*TASK TO CARRY OUT*: For every line in the data below that contains "drop", copy the line.

*RAW RECORDS*:

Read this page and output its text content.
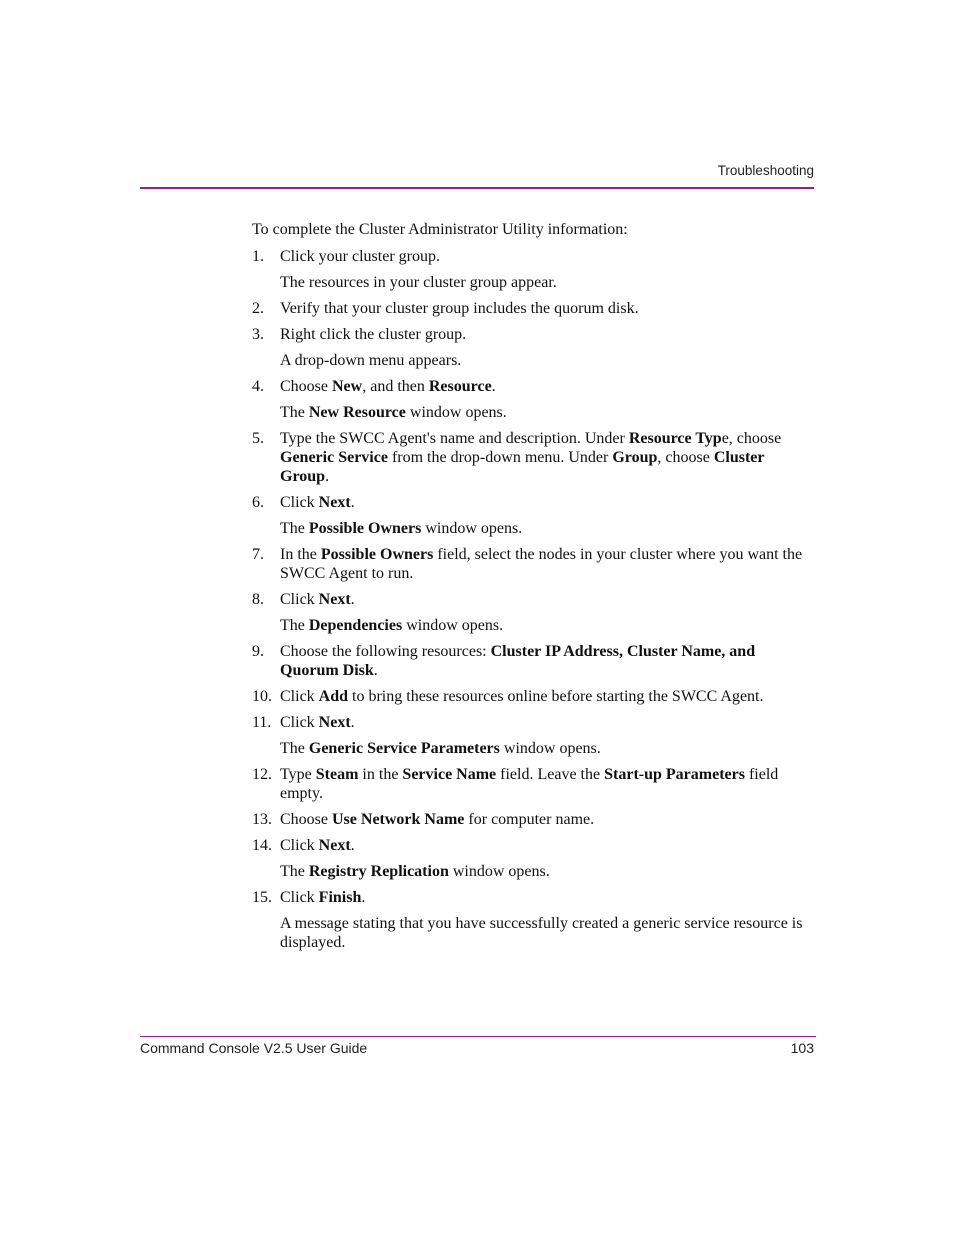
Troubleshooting

To complete the Cluster Administrator Utility information:

1.	Click your cluster group.
The resources in your cluster group appear.
2.	Verify that your cluster group includes the quorum disk.
3.	Right click the cluster group.
A drop-down menu appears.
4.	Choose New, and then Resource.
The New Resource window opens.
5.	Type the SWCC Agent's name and description. Under Resource Type, choose Generic Service from the drop-down menu. Under Group, choose Cluster Group.
6.	Click Next.
The Possible Owners window opens.
7.	In the Possible Owners field, select the nodes in your cluster where you want the SWCC Agent to run.
8.	Click Next.
The Dependencies window opens.
9.	Choose the following resources: Cluster IP Address, Cluster Name, and Quorum Disk.
10. Click Add to bring these resources online before starting the SWCC Agent.
11. Click Next.
The Generic Service Parameters window opens.
12. Type Steam in the Service Name field. Leave the Start-up Parameters field empty.
13. Choose Use Network Name for computer name.
14. Click Next.
The Registry Replication window opens.
15. Click Finish.
A message stating that you have successfully created a generic service resource is displayed.
Command Console V2.5 User Guide	103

*FINISHED TASK*:
A drop-down menu appears.
5.	Type the SWCC Agent's name and description. Under Resource Type, choose Generic Service from the drop-down menu. Under Group, choose Cluster Group.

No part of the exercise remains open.